• Required work
Filter out everything except lines holding "Candida".

[Dataset items]
------------------------------------------------------------

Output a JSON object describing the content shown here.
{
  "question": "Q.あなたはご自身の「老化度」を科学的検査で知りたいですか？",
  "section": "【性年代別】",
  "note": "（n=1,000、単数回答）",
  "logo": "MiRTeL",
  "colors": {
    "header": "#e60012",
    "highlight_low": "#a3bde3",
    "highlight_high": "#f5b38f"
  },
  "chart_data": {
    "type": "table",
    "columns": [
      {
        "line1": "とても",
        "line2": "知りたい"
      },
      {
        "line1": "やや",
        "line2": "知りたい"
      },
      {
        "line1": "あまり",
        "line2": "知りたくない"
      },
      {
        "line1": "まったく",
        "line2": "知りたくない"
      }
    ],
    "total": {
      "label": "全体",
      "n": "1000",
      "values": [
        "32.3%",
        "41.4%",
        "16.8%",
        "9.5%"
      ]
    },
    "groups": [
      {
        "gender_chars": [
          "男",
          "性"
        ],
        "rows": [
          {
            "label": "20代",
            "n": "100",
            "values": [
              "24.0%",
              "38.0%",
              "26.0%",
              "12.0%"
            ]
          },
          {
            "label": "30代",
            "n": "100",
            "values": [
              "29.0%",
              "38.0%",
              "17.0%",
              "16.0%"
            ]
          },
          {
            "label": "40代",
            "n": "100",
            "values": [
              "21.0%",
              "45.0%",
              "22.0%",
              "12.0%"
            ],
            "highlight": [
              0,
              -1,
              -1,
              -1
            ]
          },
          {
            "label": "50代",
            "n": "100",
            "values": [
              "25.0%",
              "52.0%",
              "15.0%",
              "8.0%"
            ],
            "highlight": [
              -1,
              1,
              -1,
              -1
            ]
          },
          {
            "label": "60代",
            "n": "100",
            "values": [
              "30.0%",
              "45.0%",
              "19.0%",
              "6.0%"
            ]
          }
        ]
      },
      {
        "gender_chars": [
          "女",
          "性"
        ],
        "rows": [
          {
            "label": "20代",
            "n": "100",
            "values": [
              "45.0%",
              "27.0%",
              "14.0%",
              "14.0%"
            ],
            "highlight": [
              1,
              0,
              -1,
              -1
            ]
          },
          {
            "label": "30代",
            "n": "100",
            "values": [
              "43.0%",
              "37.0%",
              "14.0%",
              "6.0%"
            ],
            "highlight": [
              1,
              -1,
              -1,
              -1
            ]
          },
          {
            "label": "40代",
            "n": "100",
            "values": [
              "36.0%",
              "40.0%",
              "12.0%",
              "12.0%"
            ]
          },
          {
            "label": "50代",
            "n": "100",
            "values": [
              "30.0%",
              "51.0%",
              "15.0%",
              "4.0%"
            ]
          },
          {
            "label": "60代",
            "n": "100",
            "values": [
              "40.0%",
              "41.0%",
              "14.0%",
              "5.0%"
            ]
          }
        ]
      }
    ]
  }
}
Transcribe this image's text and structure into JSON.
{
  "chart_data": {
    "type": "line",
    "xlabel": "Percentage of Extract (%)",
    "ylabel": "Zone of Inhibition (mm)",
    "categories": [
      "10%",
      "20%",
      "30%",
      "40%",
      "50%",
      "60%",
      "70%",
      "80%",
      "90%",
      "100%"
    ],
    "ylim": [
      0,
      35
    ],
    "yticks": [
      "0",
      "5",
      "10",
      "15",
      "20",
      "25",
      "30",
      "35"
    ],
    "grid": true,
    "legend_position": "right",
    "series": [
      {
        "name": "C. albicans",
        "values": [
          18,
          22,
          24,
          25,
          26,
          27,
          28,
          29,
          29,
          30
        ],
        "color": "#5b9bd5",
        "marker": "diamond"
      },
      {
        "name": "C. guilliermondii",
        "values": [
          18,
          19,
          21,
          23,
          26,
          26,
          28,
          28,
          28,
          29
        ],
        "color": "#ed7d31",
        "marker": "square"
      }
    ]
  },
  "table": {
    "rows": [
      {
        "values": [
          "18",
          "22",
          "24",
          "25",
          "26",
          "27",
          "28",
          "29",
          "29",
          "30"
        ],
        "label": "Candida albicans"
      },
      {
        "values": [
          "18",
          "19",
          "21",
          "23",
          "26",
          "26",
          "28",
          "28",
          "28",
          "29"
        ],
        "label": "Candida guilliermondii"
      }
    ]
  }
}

------------------------------------------------------------

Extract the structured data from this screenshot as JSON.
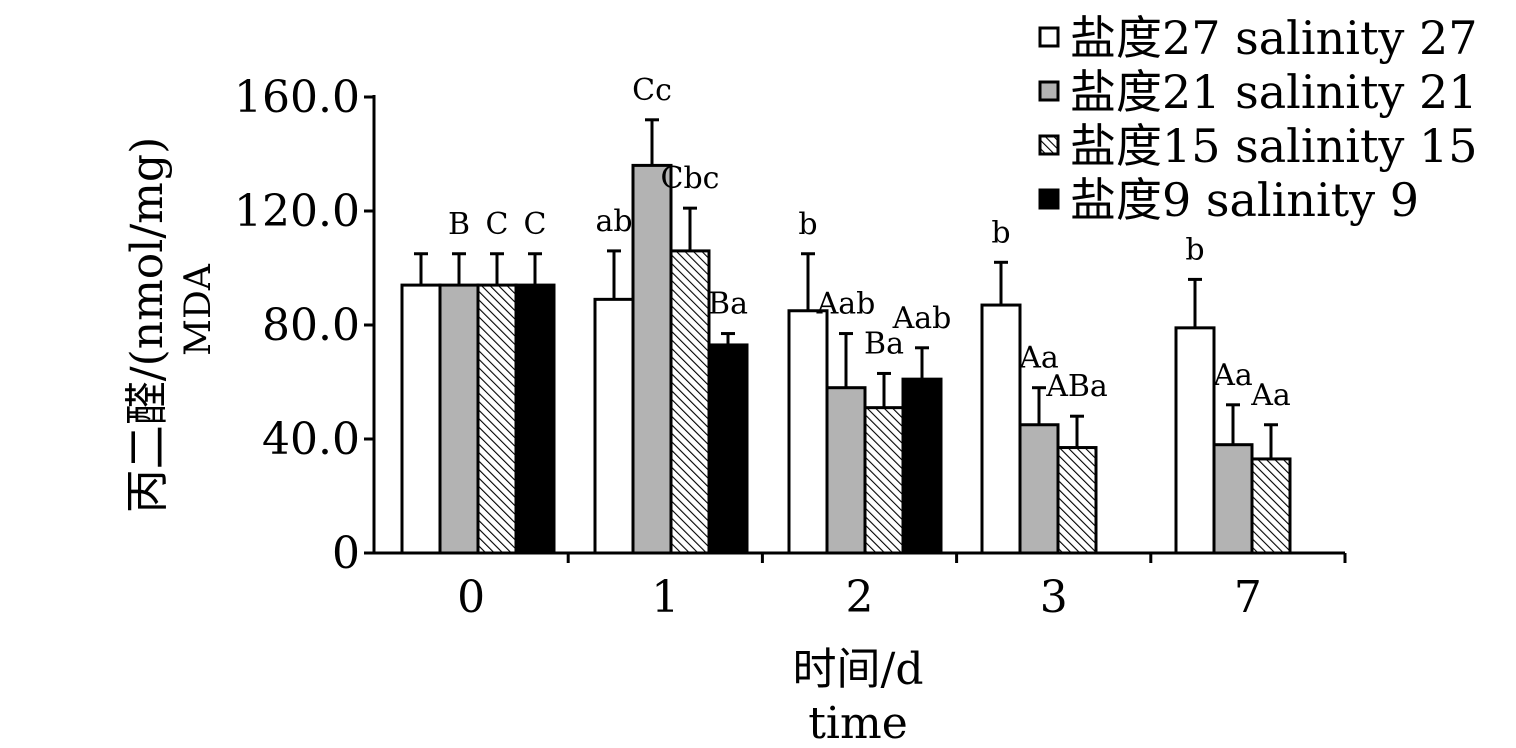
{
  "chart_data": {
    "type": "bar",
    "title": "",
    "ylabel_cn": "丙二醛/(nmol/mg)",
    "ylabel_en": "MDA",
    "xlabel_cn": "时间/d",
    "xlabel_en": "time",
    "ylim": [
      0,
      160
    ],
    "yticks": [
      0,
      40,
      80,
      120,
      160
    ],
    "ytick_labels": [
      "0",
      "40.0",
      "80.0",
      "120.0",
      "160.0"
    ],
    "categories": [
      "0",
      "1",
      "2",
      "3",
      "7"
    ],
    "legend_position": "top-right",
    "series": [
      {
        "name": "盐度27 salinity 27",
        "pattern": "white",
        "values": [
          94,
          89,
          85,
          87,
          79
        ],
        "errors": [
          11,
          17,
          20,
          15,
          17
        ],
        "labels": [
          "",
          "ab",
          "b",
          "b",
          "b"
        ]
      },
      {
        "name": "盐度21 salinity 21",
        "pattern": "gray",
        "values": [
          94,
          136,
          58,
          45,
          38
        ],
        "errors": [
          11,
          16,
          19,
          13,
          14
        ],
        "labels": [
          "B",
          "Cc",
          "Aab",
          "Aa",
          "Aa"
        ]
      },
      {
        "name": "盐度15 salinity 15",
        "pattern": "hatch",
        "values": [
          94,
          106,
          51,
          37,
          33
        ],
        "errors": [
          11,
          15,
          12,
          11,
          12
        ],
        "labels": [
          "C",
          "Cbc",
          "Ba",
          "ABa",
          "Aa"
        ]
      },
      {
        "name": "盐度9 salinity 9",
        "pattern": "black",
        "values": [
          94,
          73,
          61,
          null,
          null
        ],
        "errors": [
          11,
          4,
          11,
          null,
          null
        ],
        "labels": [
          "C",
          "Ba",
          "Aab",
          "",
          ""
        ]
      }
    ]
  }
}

------------------------------------------------------------

• Final result
        "label": "Candida albicans"
        "label": "Candida guilliermondii"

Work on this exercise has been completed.